*Problem*
Where in the listing does the word "Full" appear? Report each line that holds it.

######

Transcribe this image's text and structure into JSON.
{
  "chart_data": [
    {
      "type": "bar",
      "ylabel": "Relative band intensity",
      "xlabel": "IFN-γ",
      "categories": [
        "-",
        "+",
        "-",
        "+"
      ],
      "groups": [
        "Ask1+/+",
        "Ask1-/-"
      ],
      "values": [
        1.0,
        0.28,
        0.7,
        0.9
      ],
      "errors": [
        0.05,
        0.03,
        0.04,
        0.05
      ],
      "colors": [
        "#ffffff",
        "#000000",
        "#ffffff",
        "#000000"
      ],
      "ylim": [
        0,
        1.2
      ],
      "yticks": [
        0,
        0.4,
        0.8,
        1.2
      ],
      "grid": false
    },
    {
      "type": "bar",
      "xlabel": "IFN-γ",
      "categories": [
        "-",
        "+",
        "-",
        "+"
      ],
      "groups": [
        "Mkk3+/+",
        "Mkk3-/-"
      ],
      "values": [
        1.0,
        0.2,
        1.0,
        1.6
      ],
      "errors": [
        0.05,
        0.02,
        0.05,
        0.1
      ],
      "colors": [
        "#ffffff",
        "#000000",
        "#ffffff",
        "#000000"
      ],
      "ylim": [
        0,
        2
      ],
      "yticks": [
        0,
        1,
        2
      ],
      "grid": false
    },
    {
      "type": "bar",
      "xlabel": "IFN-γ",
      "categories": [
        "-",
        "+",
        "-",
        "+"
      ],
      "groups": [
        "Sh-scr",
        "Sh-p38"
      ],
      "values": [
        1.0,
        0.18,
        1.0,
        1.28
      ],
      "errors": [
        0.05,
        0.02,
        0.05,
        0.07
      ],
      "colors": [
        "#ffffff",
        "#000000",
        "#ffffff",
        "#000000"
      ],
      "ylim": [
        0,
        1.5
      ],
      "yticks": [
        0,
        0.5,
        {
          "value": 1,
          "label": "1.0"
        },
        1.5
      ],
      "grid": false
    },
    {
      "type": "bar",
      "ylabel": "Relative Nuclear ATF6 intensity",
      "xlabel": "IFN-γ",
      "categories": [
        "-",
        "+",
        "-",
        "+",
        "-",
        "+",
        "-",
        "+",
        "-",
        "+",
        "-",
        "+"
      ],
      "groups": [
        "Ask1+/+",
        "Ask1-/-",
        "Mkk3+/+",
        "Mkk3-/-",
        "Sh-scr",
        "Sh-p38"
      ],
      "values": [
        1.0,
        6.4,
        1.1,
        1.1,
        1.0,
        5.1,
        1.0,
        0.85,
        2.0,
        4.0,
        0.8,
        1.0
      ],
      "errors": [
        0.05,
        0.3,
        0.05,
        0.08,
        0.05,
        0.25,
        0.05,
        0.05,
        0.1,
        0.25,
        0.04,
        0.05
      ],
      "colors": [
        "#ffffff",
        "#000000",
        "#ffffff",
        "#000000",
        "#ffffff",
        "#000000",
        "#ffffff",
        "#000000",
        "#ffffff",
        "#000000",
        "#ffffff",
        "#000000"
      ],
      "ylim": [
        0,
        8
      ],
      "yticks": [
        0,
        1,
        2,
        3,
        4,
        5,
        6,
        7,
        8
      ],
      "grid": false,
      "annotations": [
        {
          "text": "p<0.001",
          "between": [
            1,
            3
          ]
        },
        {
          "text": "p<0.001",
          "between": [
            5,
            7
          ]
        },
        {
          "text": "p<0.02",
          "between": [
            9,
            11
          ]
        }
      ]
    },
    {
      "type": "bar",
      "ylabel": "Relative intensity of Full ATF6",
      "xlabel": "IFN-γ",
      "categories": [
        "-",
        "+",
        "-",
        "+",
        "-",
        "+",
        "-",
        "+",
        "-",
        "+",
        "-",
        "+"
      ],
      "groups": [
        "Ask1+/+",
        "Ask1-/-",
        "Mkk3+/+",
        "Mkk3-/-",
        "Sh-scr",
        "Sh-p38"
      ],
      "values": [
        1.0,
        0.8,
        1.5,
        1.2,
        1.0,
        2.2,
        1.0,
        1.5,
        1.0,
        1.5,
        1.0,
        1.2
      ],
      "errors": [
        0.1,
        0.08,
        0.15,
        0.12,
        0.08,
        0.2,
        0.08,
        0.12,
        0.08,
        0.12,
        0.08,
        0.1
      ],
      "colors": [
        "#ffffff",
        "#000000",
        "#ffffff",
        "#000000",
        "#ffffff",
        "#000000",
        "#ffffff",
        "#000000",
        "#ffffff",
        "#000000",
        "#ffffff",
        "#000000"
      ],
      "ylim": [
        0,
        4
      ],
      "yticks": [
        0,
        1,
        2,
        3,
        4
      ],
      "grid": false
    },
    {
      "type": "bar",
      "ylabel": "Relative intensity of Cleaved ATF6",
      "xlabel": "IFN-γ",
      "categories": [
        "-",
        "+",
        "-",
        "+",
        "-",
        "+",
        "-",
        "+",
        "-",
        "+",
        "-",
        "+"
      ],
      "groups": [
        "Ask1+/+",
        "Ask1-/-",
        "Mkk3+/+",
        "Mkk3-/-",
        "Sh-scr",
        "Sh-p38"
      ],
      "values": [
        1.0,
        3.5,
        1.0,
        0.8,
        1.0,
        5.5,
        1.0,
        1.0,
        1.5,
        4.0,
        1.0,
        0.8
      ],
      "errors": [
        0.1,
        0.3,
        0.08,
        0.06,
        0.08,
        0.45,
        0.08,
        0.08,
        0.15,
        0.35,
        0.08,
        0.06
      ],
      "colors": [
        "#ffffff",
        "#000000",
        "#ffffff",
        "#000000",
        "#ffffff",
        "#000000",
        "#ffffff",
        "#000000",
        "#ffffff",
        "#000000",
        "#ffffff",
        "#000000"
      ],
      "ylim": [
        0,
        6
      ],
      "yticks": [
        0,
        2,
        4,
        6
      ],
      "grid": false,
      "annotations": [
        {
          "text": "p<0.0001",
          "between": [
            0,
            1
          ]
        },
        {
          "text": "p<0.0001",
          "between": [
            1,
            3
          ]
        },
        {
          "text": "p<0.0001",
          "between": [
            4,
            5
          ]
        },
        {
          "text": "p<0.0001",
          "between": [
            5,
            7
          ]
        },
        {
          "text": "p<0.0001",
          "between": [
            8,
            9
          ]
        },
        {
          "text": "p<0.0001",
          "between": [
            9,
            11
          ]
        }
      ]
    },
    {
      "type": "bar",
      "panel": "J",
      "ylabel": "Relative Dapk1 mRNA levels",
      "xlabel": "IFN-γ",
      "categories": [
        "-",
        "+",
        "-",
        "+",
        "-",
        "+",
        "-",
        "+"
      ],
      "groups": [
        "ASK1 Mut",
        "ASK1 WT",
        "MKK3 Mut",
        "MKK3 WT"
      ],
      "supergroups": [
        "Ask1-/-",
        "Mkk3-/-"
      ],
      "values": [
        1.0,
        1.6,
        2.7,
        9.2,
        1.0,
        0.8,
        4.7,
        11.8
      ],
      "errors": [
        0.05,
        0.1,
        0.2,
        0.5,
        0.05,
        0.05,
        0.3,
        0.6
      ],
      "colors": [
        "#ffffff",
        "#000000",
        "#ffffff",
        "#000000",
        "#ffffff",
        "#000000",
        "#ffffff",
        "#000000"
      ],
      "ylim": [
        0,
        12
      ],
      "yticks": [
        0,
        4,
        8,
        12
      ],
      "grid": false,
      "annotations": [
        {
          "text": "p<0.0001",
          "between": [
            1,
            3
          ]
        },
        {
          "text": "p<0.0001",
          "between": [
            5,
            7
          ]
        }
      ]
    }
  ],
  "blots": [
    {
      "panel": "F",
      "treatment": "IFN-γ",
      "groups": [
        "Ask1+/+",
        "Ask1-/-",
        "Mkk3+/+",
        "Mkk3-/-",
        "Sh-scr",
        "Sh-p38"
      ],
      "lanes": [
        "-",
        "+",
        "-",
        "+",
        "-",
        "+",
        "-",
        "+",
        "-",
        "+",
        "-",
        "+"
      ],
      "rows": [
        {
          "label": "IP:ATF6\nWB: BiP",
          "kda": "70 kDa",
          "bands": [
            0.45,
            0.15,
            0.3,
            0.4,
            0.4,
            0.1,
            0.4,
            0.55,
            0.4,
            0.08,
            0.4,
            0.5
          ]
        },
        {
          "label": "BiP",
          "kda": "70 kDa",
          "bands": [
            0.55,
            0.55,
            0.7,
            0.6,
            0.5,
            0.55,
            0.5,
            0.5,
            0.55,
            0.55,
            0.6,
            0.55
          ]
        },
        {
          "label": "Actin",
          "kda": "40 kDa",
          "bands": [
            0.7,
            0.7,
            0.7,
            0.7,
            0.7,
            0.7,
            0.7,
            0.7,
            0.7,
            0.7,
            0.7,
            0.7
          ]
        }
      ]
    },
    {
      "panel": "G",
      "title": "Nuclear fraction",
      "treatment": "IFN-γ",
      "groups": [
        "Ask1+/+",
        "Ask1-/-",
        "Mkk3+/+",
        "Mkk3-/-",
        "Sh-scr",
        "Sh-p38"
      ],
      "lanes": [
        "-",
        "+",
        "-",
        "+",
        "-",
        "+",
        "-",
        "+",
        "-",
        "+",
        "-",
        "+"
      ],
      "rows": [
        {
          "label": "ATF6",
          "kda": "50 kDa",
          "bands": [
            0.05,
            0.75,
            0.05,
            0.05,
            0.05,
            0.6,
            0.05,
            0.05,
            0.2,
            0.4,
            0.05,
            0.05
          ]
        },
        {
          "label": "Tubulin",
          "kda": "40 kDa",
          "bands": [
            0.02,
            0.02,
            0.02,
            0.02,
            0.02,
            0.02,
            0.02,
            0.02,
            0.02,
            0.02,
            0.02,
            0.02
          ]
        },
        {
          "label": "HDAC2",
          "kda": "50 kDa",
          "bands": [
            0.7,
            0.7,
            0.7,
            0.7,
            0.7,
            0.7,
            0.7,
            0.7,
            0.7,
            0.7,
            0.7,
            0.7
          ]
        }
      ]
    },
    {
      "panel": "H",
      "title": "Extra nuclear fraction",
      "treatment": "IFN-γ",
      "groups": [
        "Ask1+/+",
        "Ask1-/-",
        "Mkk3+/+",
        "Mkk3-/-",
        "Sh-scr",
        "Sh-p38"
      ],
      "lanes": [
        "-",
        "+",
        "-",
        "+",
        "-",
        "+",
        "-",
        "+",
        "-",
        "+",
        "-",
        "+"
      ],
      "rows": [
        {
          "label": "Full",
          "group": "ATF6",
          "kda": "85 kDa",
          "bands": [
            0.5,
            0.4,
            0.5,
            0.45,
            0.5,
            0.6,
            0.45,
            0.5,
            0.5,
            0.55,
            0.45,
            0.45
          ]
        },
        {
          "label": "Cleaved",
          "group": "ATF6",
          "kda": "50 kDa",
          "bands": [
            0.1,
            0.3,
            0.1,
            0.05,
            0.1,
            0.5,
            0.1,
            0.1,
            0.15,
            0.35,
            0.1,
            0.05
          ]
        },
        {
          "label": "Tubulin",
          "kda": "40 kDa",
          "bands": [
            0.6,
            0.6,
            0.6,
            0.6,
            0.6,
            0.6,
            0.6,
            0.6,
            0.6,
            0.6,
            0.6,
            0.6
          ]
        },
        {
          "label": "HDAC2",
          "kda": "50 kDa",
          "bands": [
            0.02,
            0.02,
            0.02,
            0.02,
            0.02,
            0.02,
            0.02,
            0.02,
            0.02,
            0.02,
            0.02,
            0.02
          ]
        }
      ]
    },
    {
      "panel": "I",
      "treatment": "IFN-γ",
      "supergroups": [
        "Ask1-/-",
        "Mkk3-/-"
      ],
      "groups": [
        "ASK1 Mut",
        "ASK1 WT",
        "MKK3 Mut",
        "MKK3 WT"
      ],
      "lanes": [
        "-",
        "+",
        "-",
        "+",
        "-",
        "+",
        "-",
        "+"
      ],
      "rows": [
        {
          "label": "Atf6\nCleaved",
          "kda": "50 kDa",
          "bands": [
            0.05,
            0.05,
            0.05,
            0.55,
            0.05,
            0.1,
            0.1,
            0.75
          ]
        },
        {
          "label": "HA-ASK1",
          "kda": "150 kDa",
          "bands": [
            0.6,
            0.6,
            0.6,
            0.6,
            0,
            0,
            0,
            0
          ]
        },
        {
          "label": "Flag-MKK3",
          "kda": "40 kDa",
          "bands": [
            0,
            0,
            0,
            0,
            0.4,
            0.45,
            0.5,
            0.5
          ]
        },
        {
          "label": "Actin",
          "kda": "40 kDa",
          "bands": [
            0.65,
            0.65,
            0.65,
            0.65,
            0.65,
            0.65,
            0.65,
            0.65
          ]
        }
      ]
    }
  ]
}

######

*Finished exercise*
      "ylabel": "Relative intensity of Full ATF6",
          "label": "Full",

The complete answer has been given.